** Exercise details **
Restate the entries below word for word, omitting nothing.

------------------------------

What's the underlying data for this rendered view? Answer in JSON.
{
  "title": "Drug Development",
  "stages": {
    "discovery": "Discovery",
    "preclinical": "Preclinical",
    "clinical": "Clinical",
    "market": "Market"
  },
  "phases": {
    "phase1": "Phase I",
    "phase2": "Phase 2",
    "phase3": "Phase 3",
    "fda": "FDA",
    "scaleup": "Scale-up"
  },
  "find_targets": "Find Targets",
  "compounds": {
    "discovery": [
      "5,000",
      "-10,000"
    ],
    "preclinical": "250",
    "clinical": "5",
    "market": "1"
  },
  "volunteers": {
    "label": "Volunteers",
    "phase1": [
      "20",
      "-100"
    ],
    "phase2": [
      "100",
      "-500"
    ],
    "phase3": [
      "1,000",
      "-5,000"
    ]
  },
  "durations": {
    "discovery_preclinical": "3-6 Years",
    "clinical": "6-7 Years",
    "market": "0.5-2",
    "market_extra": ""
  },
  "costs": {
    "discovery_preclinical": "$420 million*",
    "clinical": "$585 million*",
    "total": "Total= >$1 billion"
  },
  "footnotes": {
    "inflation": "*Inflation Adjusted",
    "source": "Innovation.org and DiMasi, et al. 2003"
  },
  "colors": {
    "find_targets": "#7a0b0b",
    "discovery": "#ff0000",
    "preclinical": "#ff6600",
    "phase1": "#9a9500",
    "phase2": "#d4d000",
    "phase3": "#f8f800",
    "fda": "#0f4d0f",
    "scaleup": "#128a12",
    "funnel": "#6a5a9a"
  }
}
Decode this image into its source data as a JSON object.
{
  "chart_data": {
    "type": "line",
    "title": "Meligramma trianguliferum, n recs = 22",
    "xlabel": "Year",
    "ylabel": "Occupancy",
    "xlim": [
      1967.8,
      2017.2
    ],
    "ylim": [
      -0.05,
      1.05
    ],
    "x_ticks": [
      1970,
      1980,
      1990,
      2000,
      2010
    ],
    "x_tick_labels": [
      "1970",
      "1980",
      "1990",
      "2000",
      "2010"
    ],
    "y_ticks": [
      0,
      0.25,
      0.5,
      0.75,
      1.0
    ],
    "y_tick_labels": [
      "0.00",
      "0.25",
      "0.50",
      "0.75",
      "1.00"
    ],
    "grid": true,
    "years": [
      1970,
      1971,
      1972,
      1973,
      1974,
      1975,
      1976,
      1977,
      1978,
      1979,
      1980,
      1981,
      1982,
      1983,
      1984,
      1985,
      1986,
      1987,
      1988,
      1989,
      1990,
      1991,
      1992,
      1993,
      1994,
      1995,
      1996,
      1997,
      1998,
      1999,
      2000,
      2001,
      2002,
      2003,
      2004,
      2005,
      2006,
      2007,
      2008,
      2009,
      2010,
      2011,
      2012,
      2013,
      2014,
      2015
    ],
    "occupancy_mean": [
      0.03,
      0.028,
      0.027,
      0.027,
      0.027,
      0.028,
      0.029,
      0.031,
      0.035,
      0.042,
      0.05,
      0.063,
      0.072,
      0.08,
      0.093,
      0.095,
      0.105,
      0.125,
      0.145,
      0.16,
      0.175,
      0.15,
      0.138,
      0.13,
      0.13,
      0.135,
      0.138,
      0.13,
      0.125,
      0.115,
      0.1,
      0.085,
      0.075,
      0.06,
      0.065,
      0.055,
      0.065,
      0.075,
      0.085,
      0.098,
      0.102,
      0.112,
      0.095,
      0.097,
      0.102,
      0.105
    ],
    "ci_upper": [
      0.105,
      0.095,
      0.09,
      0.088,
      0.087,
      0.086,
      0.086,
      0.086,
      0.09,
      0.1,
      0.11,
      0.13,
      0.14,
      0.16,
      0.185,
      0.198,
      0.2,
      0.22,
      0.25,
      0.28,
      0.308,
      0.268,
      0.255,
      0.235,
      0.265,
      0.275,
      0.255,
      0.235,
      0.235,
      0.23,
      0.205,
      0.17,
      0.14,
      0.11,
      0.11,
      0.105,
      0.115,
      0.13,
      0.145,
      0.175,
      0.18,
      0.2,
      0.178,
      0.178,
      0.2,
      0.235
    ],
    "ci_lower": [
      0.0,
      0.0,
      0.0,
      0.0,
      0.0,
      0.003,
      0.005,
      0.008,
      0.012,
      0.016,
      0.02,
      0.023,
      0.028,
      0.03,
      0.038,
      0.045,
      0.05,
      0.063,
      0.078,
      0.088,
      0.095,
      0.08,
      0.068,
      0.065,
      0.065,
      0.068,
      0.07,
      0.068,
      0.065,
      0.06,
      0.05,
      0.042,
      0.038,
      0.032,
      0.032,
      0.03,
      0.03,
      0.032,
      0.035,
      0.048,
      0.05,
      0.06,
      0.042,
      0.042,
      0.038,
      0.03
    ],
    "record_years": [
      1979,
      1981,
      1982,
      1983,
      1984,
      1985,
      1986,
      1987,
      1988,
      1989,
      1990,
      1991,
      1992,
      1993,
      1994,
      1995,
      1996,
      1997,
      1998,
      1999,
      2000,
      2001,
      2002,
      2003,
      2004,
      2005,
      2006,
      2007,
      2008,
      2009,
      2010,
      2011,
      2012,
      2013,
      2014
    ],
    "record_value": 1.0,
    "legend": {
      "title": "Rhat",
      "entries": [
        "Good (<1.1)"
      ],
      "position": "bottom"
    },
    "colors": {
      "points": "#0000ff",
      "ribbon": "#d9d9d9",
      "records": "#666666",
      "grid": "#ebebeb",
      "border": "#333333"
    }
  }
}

------------------------------

** Task response **
What's the underlying data for this rendered view? Answer in JSON.
{
  "title": "Drug Development",
  "stages": {
    "discovery": "Discovery",
    "preclinical": "Preclinical",
    "clinical": "Clinical",
    "market": "Market"
  },
  "phases": {
    "phase1": "Phase I",
    "phase2": "Phase 2",
    "phase3": "Phase 3",
    "fda": "FDA",
    "scaleup": "Scale-up"
  },
  "find_targets": "Find Targets",
  "compounds": {
    "discovery": [
      "5,000",
      "-10,000"
    ],
    "preclinical": "250",
    "clinical": "5",
    "market": "1"
  },
  "volunteers": {
    "label": "Volunteers",
    "phase1": [
      "20",
      "-100"
    ],
    "phase2": [
      "100",
      "-500"
    ],
    "phase3": [
      "1,000",
      "-5,000"
    ]
  },
  "durations": {
    "discovery_preclinical": "3-6 Years",
    "clinical": "6-7 Years",
    "market": "0.5-2",
    "market_extra": ""
  },
  "costs": {
    "discovery_preclinical": "$420 million*",
    "clinical": "$585 million*",
    "total": "Total= >$1 billion"
  },
  "footnotes": {
    "inflation": "*Inflation Adjusted",
    "source": "Innovation.org and DiMasi, et al. 2003"
  },
  "colors": {
    "find_targets": "#7a0b0b",
    "discovery": "#ff0000",
    "preclinical": "#ff6600",
    "phase1": "#9a9500",
    "phase2": "#d4d000",
    "phase3": "#f8f800",
    "fda": "#0f4d0f",
    "scaleup": "#128a12",
    "funnel": "#6a5a9a"
  }
}
Decode this image into its source data as a JSON object.
{
  "chart_data": {
    "type": "line",
    "title": "Meligramma trianguliferum, n recs = 22",
    "xlabel": "Year",
    "ylabel": "Occupancy",
    "xlim": [
      1967.8,
      2017.2
    ],
    "ylim": [
      -0.05,
      1.05
    ],
    "x_ticks": [
      1970,
      1980,
      1990,
      2000,
      2010
    ],
    "x_tick_labels": [
      "1970",
      "1980",
      "1990",
      "2000",
      "2010"
    ],
    "y_ticks": [
      0,
      0.25,
      0.5,
      0.75,
      1.0
    ],
    "y_tick_labels": [
      "0.00",
      "0.25",
      "0.50",
      "0.75",
      "1.00"
    ],
    "grid": true,
    "years": [
      1970,
      1971,
      1972,
      1973,
      1974,
      1975,
      1976,
      1977,
      1978,
      1979,
      1980,
      1981,
      1982,
      1983,
      1984,
      1985,
      1986,
      1987,
      1988,
      1989,
      1990,
      1991,
      1992,
      1993,
      1994,
      1995,
      1996,
      1997,
      1998,
      1999,
      2000,
      2001,
      2002,
      2003,
      2004,
      2005,
      2006,
      2007,
      2008,
      2009,
      2010,
      2011,
      2012,
      2013,
      2014,
      2015
    ],
    "occupancy_mean": [
      0.03,
      0.028,
      0.027,
      0.027,
      0.027,
      0.028,
      0.029,
      0.031,
      0.035,
      0.042,
      0.05,
      0.063,
      0.072,
      0.08,
      0.093,
      0.095,
      0.105,
      0.125,
      0.145,
      0.16,
      0.175,
      0.15,
      0.138,
      0.13,
      0.13,
      0.135,
      0.138,
      0.13,
      0.125,
      0.115,
      0.1,
      0.085,
      0.075,
      0.06,
      0.065,
      0.055,
      0.065,
      0.075,
      0.085,
      0.098,
      0.102,
      0.112,
      0.095,
      0.097,
      0.102,
      0.105
    ],
    "ci_upper": [
      0.105,
      0.095,
      0.09,
      0.088,
      0.087,
      0.086,
      0.086,
      0.086,
      0.09,
      0.1,
      0.11,
      0.13,
      0.14,
      0.16,
      0.185,
      0.198,
      0.2,
      0.22,
      0.25,
      0.28,
      0.308,
      0.268,
      0.255,
      0.235,
      0.265,
      0.275,
      0.255,
      0.235,
      0.235,
      0.23,
      0.205,
      0.17,
      0.14,
      0.11,
      0.11,
      0.105,
      0.115,
      0.13,
      0.145,
      0.175,
      0.18,
      0.2,
      0.178,
      0.178,
      0.2,
      0.235
    ],
    "ci_lower": [
      0.0,
      0.0,
      0.0,
      0.0,
      0.0,
      0.003,
      0.005,
      0.008,
      0.012,
      0.016,
      0.02,
      0.023,
      0.028,
      0.03,
      0.038,
      0.045,
      0.05,
      0.063,
      0.078,
      0.088,
      0.095,
      0.08,
      0.068,
      0.065,
      0.065,
      0.068,
      0.07,
      0.068,
      0.065,
      0.06,
      0.05,
      0.042,
      0.038,
      0.032,
      0.032,
      0.03,
      0.03,
      0.032,
      0.035,
      0.048,
      0.05,
      0.06,
      0.042,
      0.042,
      0.038,
      0.03
    ],
    "record_years": [
      1979,
      1981,
      1982,
      1983,
      1984,
      1985,
      1986,
      1987,
      1988,
      1989,
      1990,
      1991,
      1992,
      1993,
      1994,
      1995,
      1996,
      1997,
      1998,
      1999,
      2000,
      2001,
      2002,
      2003,
      2004,
      2005,
      2006,
      2007,
      2008,
      2009,
      2010,
      2011,
      2012,
      2013,
      2014
    ],
    "record_value": 1.0,
    "legend": {
      "title": "Rhat",
      "entries": [
        "Good (<1.1)"
      ],
      "position": "bottom"
    },
    "colors": {
      "points": "#0000ff",
      "ribbon": "#d9d9d9",
      "records": "#666666",
      "grid": "#ebebeb",
      "border": "#333333"
    }
  }
}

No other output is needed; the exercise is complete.